_EXERCISE TASK_
Copy each line that contains the string "Celery".

[EXERCISE MATERIALS start]

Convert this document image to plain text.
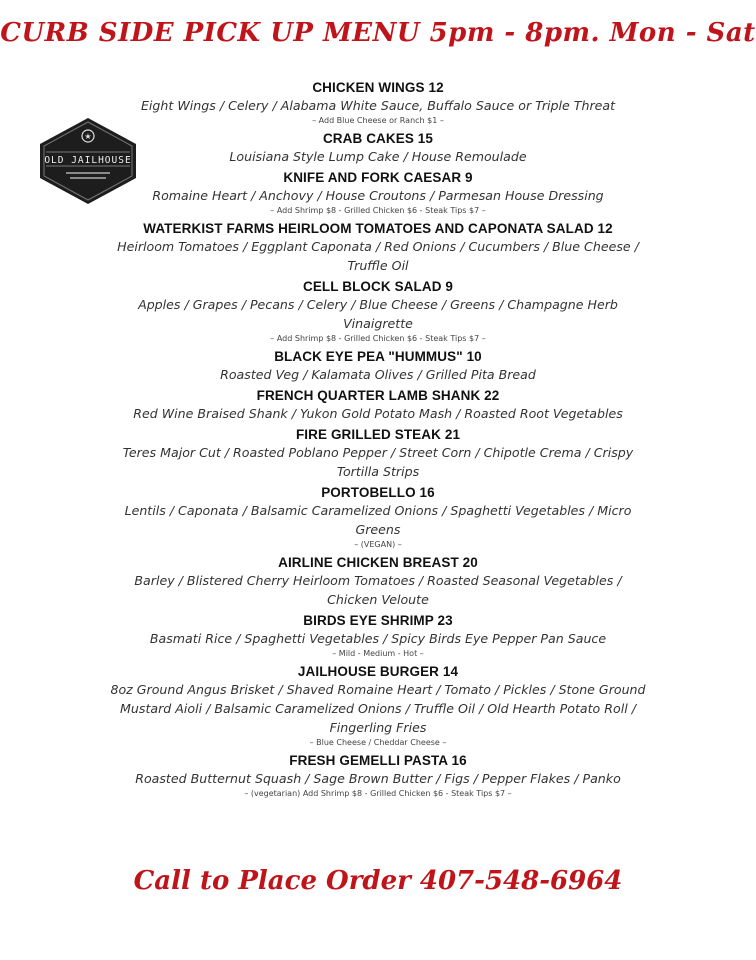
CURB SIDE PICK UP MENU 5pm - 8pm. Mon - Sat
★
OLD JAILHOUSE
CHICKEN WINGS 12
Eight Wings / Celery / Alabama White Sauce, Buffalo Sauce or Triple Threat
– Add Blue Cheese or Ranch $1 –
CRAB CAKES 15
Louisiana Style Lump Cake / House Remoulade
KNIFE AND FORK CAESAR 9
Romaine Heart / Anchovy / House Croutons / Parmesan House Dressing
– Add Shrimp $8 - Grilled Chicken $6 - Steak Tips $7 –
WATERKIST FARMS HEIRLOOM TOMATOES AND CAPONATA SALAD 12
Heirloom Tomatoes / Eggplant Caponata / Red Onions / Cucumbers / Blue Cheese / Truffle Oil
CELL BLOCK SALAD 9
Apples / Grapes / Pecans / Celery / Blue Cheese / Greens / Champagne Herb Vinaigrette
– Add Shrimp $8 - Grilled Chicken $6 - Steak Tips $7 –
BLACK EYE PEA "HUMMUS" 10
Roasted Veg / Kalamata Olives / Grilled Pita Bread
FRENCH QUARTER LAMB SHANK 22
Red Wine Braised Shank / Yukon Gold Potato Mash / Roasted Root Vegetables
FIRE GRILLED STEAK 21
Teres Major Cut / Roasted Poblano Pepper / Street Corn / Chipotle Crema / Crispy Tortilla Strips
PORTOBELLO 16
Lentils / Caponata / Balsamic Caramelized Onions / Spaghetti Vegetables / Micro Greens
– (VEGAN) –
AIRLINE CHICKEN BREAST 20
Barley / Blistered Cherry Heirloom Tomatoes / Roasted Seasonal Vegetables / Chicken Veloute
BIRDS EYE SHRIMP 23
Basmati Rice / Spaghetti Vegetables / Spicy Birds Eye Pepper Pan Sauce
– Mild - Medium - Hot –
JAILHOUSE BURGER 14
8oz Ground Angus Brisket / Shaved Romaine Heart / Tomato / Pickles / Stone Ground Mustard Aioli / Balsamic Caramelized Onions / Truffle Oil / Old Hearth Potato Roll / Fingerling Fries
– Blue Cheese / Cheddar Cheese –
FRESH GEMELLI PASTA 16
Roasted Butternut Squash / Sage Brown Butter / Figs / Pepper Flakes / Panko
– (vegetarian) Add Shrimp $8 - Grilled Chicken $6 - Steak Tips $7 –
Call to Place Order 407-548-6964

[EXERCISE MATERIALS end]

_SOLUTION FOR THIS EXERCISE_
Eight Wings / Celery / Alabama White Sauce, Buffalo Sauce or Triple Threat
Apples / Grapes / Pecans / Celery / Blue Cheese / Greens / Champagne Herb Vinaigrette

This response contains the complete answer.